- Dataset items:
[Start]

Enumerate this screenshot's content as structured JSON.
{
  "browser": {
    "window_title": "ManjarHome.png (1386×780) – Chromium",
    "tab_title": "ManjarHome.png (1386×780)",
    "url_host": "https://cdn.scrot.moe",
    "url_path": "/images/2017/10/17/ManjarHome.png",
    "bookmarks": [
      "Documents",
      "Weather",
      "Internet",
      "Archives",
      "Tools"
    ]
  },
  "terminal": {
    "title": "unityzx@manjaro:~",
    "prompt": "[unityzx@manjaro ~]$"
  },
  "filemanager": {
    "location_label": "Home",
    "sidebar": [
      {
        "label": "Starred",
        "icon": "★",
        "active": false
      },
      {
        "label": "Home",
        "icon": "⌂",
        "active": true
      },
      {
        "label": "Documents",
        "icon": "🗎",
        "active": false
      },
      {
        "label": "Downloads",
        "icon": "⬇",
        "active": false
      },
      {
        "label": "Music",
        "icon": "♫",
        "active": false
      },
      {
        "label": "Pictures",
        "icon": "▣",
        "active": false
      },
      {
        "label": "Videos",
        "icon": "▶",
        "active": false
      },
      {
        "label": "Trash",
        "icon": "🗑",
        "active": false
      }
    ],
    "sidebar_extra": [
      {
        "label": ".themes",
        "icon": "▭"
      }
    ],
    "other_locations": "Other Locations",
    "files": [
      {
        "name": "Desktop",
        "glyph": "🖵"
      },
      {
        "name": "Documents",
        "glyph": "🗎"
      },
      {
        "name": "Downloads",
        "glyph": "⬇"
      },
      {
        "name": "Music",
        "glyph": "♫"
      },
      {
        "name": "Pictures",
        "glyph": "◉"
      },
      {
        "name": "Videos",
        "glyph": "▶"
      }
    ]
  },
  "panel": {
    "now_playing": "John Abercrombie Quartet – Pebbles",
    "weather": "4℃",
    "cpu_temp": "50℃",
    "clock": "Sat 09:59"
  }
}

[End]

- GIVEN TASK:
Produce an exact copy of every entry above.

- TASK ANSWER:
Enumerate this screenshot's content as structured JSON.
{
  "browser": {
    "window_title": "ManjarHome.png (1386×780) – Chromium",
    "tab_title": "ManjarHome.png (1386×780)",
    "url_host": "https://cdn.scrot.moe",
    "url_path": "/images/2017/10/17/ManjarHome.png",
    "bookmarks": [
      "Documents",
      "Weather",
      "Internet",
      "Archives",
      "Tools"
    ]
  },
  "terminal": {
    "title": "unityzx@manjaro:~",
    "prompt": "[unityzx@manjaro ~]$"
  },
  "filemanager": {
    "location_label": "Home",
    "sidebar": [
      {
        "label": "Starred",
        "icon": "★",
        "active": false
      },
      {
        "label": "Home",
        "icon": "⌂",
        "active": true
      },
      {
        "label": "Documents",
        "icon": "🗎",
        "active": false
      },
      {
        "label": "Downloads",
        "icon": "⬇",
        "active": false
      },
      {
        "label": "Music",
        "icon": "♫",
        "active": false
      },
      {
        "label": "Pictures",
        "icon": "▣",
        "active": false
      },
      {
        "label": "Videos",
        "icon": "▶",
        "active": false
      },
      {
        "label": "Trash",
        "icon": "🗑",
        "active": false
      }
    ],
    "sidebar_extra": [
      {
        "label": ".themes",
        "icon": "▭"
      }
    ],
    "other_locations": "Other Locations",
    "files": [
      {
        "name": "Desktop",
        "glyph": "🖵"
      },
      {
        "name": "Documents",
        "glyph": "🗎"
      },
      {
        "name": "Downloads",
        "glyph": "⬇"
      },
      {
        "name": "Music",
        "glyph": "♫"
      },
      {
        "name": "Pictures",
        "glyph": "◉"
      },
      {
        "name": "Videos",
        "glyph": "▶"
      }
    ]
  },
  "panel": {
    "now_playing": "John Abercrombie Quartet – Pebbles",
    "weather": "4℃",
    "cpu_temp": "50℃",
    "clock": "Sat 09:59"
  }
}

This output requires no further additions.